### Given exercise
Read the lines that follow and pick out every one containing the word "screenshot".
[begin Supplied information]
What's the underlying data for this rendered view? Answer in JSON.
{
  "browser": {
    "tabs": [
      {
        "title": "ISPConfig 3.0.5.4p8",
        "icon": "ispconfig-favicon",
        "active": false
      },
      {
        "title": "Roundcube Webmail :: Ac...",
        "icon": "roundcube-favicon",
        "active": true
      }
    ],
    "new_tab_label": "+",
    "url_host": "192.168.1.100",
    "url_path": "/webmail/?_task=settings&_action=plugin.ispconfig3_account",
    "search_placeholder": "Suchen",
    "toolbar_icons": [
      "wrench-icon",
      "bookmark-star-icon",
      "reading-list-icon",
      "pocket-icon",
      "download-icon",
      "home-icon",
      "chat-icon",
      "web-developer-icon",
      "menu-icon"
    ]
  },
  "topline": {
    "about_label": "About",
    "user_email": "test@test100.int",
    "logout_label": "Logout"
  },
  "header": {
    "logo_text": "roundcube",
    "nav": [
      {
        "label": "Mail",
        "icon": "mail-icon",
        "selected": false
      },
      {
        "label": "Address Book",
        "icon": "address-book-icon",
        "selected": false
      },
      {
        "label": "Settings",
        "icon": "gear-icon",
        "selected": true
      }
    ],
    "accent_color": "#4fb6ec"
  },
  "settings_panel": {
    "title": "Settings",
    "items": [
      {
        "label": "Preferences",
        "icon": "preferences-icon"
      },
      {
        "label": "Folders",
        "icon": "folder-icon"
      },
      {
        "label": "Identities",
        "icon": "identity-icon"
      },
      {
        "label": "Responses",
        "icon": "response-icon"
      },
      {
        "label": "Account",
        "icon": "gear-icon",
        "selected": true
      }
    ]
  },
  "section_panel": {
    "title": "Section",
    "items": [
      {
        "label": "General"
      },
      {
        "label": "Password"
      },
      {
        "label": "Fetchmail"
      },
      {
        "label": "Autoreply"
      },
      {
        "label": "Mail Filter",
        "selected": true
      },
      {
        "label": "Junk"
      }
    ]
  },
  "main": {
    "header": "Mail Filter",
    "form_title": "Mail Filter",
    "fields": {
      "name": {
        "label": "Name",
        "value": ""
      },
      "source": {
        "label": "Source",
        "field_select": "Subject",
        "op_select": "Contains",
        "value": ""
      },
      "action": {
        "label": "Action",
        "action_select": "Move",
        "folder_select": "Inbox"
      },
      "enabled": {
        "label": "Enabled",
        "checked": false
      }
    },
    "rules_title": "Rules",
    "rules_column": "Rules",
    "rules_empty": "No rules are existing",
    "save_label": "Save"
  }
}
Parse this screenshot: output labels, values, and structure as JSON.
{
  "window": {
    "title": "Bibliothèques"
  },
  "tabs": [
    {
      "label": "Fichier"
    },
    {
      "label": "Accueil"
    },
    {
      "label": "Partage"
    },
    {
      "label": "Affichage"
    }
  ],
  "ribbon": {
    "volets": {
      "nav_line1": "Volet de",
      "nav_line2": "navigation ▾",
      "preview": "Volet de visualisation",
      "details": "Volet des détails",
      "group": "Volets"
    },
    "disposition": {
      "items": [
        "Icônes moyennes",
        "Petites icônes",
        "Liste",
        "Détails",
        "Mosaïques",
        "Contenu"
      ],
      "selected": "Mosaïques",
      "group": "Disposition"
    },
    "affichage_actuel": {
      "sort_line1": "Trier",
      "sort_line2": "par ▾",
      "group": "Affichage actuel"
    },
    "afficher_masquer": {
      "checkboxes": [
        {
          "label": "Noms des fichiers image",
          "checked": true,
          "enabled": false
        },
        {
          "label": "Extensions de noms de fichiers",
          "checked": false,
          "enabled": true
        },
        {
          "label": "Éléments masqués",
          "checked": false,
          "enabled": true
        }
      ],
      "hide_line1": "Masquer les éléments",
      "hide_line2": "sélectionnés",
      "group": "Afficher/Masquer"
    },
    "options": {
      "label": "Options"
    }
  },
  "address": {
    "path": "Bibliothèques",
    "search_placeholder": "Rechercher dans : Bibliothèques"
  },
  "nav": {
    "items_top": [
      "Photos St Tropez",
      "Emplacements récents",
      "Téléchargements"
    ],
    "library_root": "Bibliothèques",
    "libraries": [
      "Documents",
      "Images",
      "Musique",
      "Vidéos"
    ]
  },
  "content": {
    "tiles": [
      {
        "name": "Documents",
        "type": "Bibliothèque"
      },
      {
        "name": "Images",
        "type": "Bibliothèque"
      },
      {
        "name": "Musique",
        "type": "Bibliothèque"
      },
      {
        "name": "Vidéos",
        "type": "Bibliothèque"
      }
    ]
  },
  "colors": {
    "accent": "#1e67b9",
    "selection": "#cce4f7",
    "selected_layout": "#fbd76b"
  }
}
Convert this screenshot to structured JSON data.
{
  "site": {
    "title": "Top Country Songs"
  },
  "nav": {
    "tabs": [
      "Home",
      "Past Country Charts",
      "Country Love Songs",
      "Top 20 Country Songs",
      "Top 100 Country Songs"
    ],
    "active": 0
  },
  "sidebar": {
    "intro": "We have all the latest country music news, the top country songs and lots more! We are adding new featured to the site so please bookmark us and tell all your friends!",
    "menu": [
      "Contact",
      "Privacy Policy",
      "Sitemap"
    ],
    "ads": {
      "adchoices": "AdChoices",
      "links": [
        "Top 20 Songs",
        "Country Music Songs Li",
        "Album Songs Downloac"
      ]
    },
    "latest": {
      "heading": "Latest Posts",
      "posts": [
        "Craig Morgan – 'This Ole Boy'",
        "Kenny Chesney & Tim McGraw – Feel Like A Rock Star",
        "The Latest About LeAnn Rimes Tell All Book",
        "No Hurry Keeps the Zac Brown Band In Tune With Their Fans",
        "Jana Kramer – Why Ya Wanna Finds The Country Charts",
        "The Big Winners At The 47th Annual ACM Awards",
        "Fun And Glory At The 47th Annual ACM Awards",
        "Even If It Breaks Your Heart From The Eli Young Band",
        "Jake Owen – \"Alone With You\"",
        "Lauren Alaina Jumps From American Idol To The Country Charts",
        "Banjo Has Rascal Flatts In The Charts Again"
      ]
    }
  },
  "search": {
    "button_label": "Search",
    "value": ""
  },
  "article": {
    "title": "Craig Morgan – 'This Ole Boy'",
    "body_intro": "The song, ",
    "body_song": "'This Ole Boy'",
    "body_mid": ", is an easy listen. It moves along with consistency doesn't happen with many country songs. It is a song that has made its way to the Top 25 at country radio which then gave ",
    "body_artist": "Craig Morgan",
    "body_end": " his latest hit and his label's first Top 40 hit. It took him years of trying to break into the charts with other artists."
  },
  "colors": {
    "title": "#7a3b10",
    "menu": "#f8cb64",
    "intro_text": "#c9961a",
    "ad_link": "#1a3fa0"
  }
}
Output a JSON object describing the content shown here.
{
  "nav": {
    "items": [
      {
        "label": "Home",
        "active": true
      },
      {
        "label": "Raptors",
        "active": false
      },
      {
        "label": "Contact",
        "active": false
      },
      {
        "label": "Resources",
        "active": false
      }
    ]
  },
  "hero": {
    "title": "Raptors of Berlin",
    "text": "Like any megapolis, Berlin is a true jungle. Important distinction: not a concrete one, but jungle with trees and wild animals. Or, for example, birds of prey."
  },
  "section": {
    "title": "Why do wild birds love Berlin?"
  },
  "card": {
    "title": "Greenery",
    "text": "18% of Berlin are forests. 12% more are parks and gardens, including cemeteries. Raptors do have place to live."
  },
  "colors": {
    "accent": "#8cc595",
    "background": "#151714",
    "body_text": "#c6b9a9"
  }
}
[end Supplied information]
### Task answer
Parse this screenshot: output labels, values, and structure as JSON.
Convert this screenshot to structured JSON data.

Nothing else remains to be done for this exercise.